> _WRITTEN EXERCISE_
Only lines with the string "会員専用サービス" matter here; gather them from the material below.
### RECORDS SUPPLIED
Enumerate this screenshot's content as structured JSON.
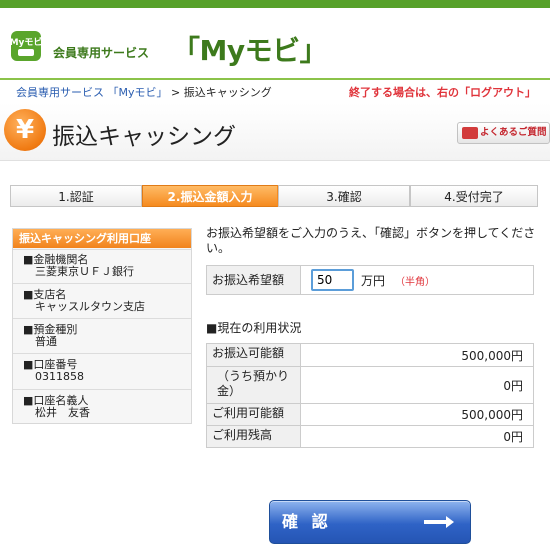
{
  "header": {
    "brand_sub": "会員専用サービス",
    "brand_main": "「Myモビ」",
    "logo_text": "Myモビ"
  },
  "breadcrumb": {
    "home": "会員専用サービス 「Myモビ」",
    "sep": ">",
    "current": "振込キャッシング",
    "notice": "終了する場合は、右の「ログアウト」"
  },
  "title": {
    "icon_glyph": "¥",
    "text": "振込キャッシング",
    "faq_label": "よくあるご質問"
  },
  "steps": [
    {
      "label": "1.認証",
      "active": false
    },
    {
      "label": "2.振込金額入力",
      "active": true
    },
    {
      "label": "3.確認",
      "active": false
    },
    {
      "label": "4.受付完了",
      "active": false
    }
  ],
  "account": {
    "heading": "振込キャッシング利用口座",
    "items": [
      {
        "label": "■金融機関名",
        "value": "三菱東京ＵＦＪ銀行"
      },
      {
        "label": "■支店名",
        "value": "キャッスルタウン支店"
      },
      {
        "label": "■預金種別",
        "value": "普通"
      },
      {
        "label": "■口座番号",
        "value": "0311858"
      },
      {
        "label": "■口座名義人",
        "value": "松井　友香"
      }
    ]
  },
  "form": {
    "instruction": "お振込希望額をご入力のうえ、「確認」ボタンを押してください。",
    "amount_label": "お振込希望額",
    "amount_value": "50",
    "unit": "万円",
    "hint": "（半角）"
  },
  "status": {
    "heading": "■現在の利用状況",
    "rows": [
      {
        "label": "お振込可能額",
        "value": "500,000円"
      },
      {
        "label": "（うち預かり金）",
        "value": "0円"
      },
      {
        "label": "ご利用可能額",
        "value": "500,000円"
      },
      {
        "label": "ご利用残高",
        "value": "0円"
      }
    ]
  },
  "confirm_label": "確 認",
  "colors": {
    "brand_green": "#57a12a",
    "accent_orange": "#f58a1f",
    "notice_red": "#e0353c",
    "button_blue": "#2f63c6"
  }
}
######
> _EXERCISE SOLUTION_
    "brand_sub": "会員専用サービス",
    "home": "会員専用サービス 「Myモビ」",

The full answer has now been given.